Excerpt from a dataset
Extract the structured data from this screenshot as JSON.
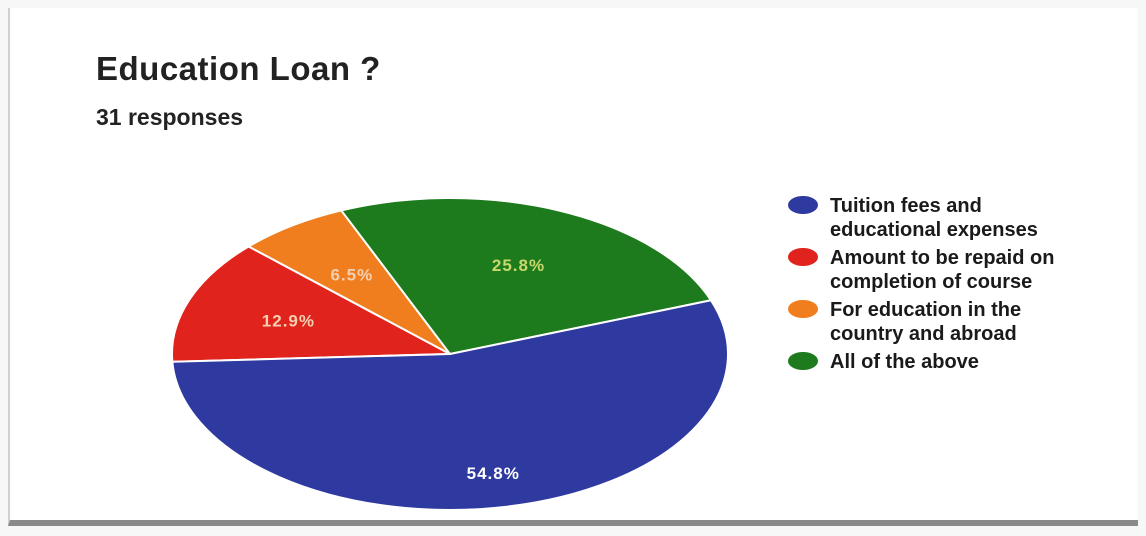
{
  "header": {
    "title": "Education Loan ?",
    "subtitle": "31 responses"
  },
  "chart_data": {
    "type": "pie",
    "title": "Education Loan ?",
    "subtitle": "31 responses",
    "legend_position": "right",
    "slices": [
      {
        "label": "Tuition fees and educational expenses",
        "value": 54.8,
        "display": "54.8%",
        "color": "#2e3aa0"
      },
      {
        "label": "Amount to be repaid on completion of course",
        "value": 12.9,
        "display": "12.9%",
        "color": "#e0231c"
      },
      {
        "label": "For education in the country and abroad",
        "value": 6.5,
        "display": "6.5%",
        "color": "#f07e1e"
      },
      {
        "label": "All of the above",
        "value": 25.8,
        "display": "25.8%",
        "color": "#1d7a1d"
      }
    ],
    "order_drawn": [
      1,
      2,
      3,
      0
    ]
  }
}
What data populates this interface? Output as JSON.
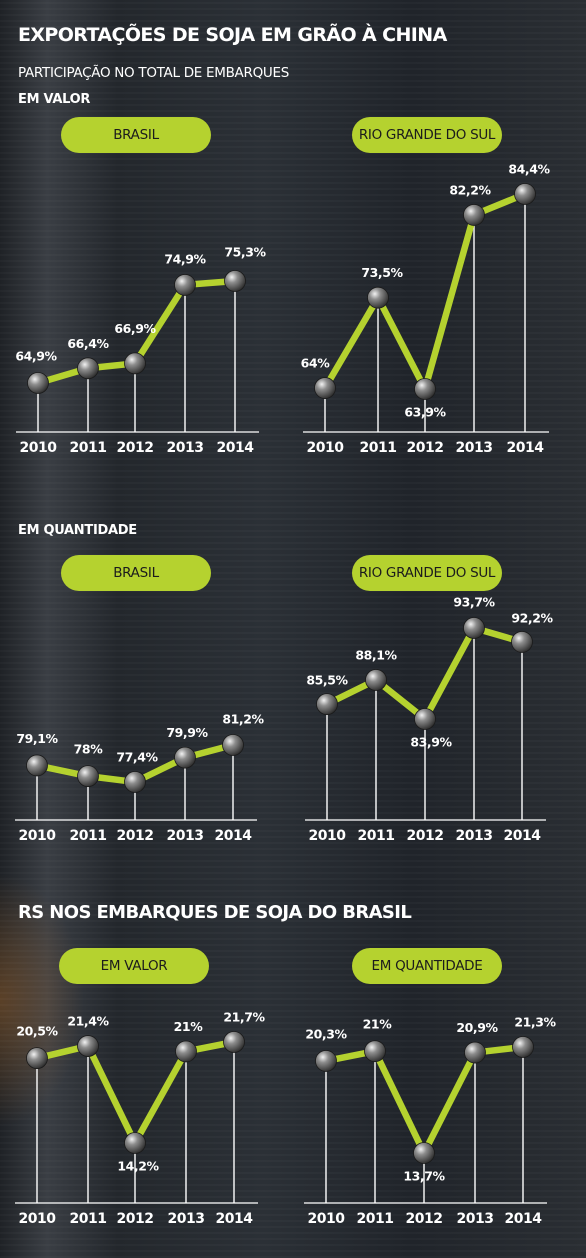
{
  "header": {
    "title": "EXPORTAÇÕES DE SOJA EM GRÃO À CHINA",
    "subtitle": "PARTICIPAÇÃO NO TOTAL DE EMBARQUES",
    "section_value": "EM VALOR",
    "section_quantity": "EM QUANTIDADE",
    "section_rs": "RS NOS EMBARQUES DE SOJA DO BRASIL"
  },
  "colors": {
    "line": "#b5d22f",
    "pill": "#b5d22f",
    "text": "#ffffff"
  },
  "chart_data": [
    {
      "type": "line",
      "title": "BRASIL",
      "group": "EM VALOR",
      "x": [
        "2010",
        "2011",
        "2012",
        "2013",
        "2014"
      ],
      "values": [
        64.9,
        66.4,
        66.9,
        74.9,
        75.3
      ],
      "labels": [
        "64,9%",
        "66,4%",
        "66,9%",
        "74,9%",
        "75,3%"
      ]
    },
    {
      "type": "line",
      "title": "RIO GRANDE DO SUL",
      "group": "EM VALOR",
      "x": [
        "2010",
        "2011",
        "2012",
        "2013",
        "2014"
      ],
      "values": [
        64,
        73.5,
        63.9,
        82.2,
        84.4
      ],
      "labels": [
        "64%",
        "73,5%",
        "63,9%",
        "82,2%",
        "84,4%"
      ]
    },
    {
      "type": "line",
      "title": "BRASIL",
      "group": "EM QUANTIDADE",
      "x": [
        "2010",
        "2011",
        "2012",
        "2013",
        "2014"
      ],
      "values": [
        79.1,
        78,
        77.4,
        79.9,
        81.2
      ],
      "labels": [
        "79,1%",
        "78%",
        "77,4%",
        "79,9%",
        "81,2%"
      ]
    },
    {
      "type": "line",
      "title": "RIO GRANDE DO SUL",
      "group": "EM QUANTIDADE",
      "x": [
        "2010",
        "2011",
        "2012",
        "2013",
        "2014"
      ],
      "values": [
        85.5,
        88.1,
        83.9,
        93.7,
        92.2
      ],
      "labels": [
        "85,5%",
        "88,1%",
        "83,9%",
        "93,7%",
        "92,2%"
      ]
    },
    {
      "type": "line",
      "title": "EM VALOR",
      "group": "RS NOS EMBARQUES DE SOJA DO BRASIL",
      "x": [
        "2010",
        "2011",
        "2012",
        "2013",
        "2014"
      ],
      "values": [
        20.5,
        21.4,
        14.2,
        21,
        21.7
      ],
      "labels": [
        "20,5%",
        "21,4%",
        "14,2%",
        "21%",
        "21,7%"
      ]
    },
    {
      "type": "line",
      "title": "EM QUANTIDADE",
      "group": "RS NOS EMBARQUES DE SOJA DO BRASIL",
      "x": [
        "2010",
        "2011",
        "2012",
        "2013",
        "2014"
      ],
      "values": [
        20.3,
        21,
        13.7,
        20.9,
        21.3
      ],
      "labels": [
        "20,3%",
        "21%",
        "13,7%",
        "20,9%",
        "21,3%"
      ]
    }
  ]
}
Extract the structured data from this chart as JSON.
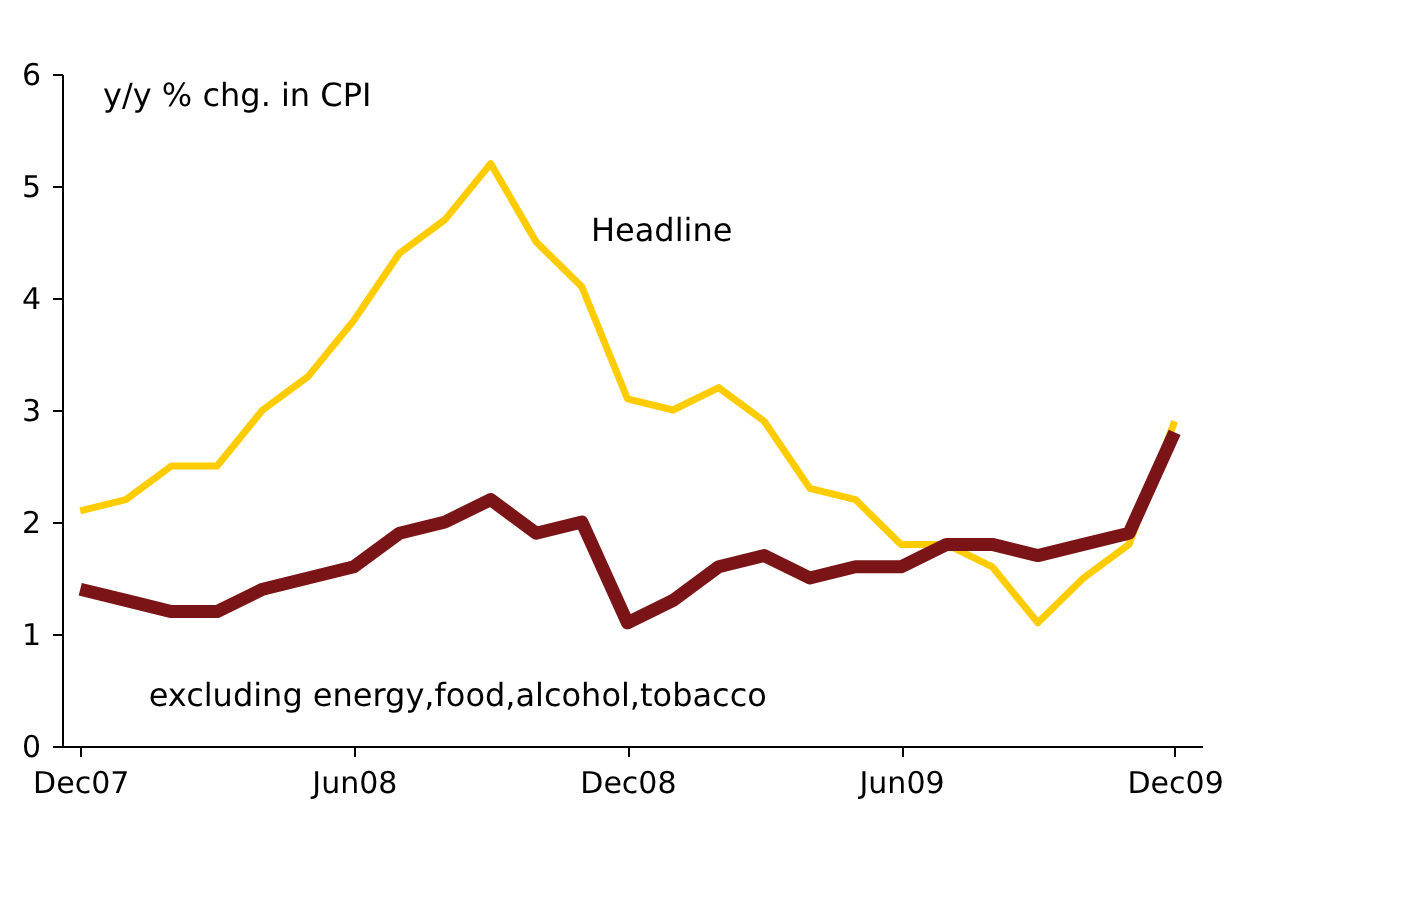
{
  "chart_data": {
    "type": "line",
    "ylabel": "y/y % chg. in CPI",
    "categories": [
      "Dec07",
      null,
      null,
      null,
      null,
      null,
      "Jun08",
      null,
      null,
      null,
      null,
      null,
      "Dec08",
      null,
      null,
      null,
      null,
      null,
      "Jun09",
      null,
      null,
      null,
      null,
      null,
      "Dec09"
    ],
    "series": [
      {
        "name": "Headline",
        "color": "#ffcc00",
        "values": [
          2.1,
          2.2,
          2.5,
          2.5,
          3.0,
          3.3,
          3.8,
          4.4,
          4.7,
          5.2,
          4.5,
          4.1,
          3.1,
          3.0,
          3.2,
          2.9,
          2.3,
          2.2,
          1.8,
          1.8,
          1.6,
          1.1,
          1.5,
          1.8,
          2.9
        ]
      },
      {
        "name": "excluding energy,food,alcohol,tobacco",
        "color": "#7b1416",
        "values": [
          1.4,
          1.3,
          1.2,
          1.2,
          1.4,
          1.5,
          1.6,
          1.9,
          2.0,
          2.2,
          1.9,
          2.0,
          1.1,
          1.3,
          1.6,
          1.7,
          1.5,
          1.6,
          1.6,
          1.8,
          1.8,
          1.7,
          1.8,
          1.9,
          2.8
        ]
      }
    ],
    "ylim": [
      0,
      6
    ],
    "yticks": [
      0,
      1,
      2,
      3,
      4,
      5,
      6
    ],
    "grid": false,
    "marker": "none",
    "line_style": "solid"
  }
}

● Exercise instructions
Each record above is to be restated exactly, with its pictures removed from the copy.

● Complete response
Extract the structured data from this screenshot as JSON.
{
  "header": {
    "title": "Education Loan ?",
    "subtitle": "31 responses"
  },
  "chart_data": {
    "type": "pie",
    "title": "Education Loan ?",
    "subtitle": "31 responses",
    "legend_position": "right",
    "slices": [
      {
        "label": "Tuition fees and educational expenses",
        "value": 54.8,
        "display": "54.8%",
        "color": "#2e3aa0"
      },
      {
        "label": "Amount to be repaid on completion of course",
        "value": 12.9,
        "display": "12.9%",
        "color": "#e0231c"
      },
      {
        "label": "For education in the country and abroad",
        "value": 6.5,
        "display": "6.5%",
        "color": "#f07e1e"
      },
      {
        "label": "All of the above",
        "value": 25.8,
        "display": "25.8%",
        "color": "#1d7a1d"
      }
    ],
    "order_drawn": [
      1,
      2,
      3,
      0
    ]
  }
}
What data populates this interface? Output as JSON.
{
  "header": {
    "title": "EXPORTAÇÕES DE SOJA EM GRÃO À CHINA",
    "subtitle": "PARTICIPAÇÃO NO TOTAL DE EMBARQUES",
    "section_value": "EM VALOR",
    "section_quantity": "EM QUANTIDADE",
    "section_rs": "RS NOS EMBARQUES DE SOJA DO BRASIL"
  },
  "colors": {
    "line": "#b5d22f",
    "pill": "#b5d22f",
    "text": "#ffffff"
  },
  "chart_data": [
    {
      "type": "line",
      "title": "BRASIL",
      "group": "EM VALOR",
      "x": [
        "2010",
        "2011",
        "2012",
        "2013",
        "2014"
      ],
      "values": [
        64.9,
        66.4,
        66.9,
        74.9,
        75.3
      ],
      "labels": [
        "64,9%",
        "66,4%",
        "66,9%",
        "74,9%",
        "75,3%"
      ]
    },
    {
      "type": "line",
      "title": "RIO GRANDE DO SUL",
      "group": "EM VALOR",
      "x": [
        "2010",
        "2011",
        "2012",
        "2013",
        "2014"
      ],
      "values": [
        64,
        73.5,
        63.9,
        82.2,
        84.4
      ],
      "labels": [
        "64%",
        "73,5%",
        "63,9%",
        "82,2%",
        "84,4%"
      ]
    },
    {
      "type": "line",
      "title": "BRASIL",
      "group": "EM QUANTIDADE",
      "x": [
        "2010",
        "2011",
        "2012",
        "2013",
        "2014"
      ],
      "values": [
        79.1,
        78,
        77.4,
        79.9,
        81.2
      ],
      "labels": [
        "79,1%",
        "78%",
        "77,4%",
        "79,9%",
        "81,2%"
      ]
    },
    {
      "type": "line",
      "title": "RIO GRANDE DO SUL",
      "group": "EM QUANTIDADE",
      "x": [
        "2010",
        "2011",
        "2012",
        "2013",
        "2014"
      ],
      "values": [
        85.5,
        88.1,
        83.9,
        93.7,
        92.2
      ],
      "labels": [
        "85,5%",
        "88,1%",
        "83,9%",
        "93,7%",
        "92,2%"
      ]
    },
    {
      "type": "line",
      "title": "EM VALOR",
      "group": "RS NOS EMBARQUES DE SOJA DO BRASIL",
      "x": [
        "2010",
        "2011",
        "2012",
        "2013",
        "2014"
      ],
      "values": [
        20.5,
        21.4,
        14.2,
        21,
        21.7
      ],
      "labels": [
        "20,5%",
        "21,4%",
        "14,2%",
        "21%",
        "21,7%"
      ]
    },
    {
      "type": "line",
      "title": "EM QUANTIDADE",
      "group": "RS NOS EMBARQUES DE SOJA DO BRASIL",
      "x": [
        "2010",
        "2011",
        "2012",
        "2013",
        "2014"
      ],
      "values": [
        20.3,
        21,
        13.7,
        20.9,
        21.3
      ],
      "labels": [
        "20,3%",
        "21%",
        "13,7%",
        "20,9%",
        "21,3%"
      ]
    }
  ]
}
Extract the structured data from this chart as JSON.
{
  "chart_data": {
    "type": "line",
    "ylabel": "y/y % chg. in CPI",
    "categories": [
      "Dec07",
      null,
      null,
      null,
      null,
      null,
      "Jun08",
      null,
      null,
      null,
      null,
      null,
      "Dec08",
      null,
      null,
      null,
      null,
      null,
      "Jun09",
      null,
      null,
      null,
      null,
      null,
      "Dec09"
    ],
    "series": [
      {
        "name": "Headline",
        "color": "#ffcc00",
        "values": [
          2.1,
          2.2,
          2.5,
          2.5,
          3.0,
          3.3,
          3.8,
          4.4,
          4.7,
          5.2,
          4.5,
          4.1,
          3.1,
          3.0,
          3.2,
          2.9,
          2.3,
          2.2,
          1.8,
          1.8,
          1.6,
          1.1,
          1.5,
          1.8,
          2.9
        ]
      },
      {
        "name": "excluding energy,food,alcohol,tobacco",
        "color": "#7b1416",
        "values": [
          1.4,
          1.3,
          1.2,
          1.2,
          1.4,
          1.5,
          1.6,
          1.9,
          2.0,
          2.2,
          1.9,
          2.0,
          1.1,
          1.3,
          1.6,
          1.7,
          1.5,
          1.6,
          1.6,
          1.8,
          1.8,
          1.7,
          1.8,
          1.9,
          2.8
        ]
      }
    ],
    "ylim": [
      0,
      6
    ],
    "yticks": [
      0,
      1,
      2,
      3,
      4,
      5,
      6
    ],
    "grid": false,
    "marker": "none",
    "line_style": "solid"
  }
}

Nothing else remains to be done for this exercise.